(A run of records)

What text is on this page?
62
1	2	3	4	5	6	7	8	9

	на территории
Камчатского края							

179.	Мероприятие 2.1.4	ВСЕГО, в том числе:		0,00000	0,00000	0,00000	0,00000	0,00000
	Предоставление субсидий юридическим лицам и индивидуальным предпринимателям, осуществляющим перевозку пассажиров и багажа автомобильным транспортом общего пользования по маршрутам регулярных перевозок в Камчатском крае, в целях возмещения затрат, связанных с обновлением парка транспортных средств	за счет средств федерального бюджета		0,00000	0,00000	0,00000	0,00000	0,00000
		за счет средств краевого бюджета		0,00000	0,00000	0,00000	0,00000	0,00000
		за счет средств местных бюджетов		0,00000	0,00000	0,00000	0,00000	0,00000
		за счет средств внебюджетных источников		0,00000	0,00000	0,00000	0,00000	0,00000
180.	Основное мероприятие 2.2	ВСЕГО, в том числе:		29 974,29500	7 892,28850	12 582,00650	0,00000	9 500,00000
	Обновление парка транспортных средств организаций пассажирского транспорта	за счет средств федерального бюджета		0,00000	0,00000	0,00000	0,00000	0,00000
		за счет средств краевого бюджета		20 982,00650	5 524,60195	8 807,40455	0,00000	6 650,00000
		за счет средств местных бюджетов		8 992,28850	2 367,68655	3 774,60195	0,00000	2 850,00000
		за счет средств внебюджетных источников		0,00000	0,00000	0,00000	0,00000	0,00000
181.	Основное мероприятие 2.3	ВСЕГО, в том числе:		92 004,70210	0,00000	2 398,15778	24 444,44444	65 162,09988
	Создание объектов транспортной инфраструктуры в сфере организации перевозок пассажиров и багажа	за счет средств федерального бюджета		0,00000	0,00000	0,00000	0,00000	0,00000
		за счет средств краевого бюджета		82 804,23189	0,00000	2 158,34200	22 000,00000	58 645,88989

Task description —
The records above should be restated word for word, please.

The output —
What text is on this page?
62
1	2	3	4	5	6	7	8	9

	на территории
Камчатского края							

179.	Мероприятие 2.1.4	ВСЕГО, в том числе:		0,00000	0,00000	0,00000	0,00000	0,00000
	Предоставление субсидий юридическим лицам и индивидуальным предпринимателям, осуществляющим перевозку пассажиров и багажа автомобильным транспортом общего пользования по маршрутам регулярных перевозок в Камчатском крае, в целях возмещения затрат, связанных с обновлением парка транспортных средств	за счет средств федерального бюджета		0,00000	0,00000	0,00000	0,00000	0,00000
		за счет средств краевого бюджета		0,00000	0,00000	0,00000	0,00000	0,00000
		за счет средств местных бюджетов		0,00000	0,00000	0,00000	0,00000	0,00000
		за счет средств внебюджетных источников		0,00000	0,00000	0,00000	0,00000	0,00000
180.	Основное мероприятие 2.2	ВСЕГО, в том числе:		29 974,29500	7 892,28850	12 582,00650	0,00000	9 500,00000
	Обновление парка транспортных средств организаций пассажирского транспорта	за счет средств федерального бюджета		0,00000	0,00000	0,00000	0,00000	0,00000
		за счет средств краевого бюджета		20 982,00650	5 524,60195	8 807,40455	0,00000	6 650,00000
		за счет средств местных бюджетов		8 992,28850	2 367,68655	3 774,60195	0,00000	2 850,00000
		за счет средств внебюджетных источников		0,00000	0,00000	0,00000	0,00000	0,00000
181.	Основное мероприятие 2.3	ВСЕГО, в том числе:		92 004,70210	0,00000	2 398,15778	24 444,44444	65 162,09988
	Создание объектов транспортной инфраструктуры в сфере организации перевозок пассажиров и багажа	за счет средств федерального бюджета		0,00000	0,00000	0,00000	0,00000	0,00000
		за счет средств краевого бюджета		82 804,23189	0,00000	2 158,34200	22 000,00000	58 645,88989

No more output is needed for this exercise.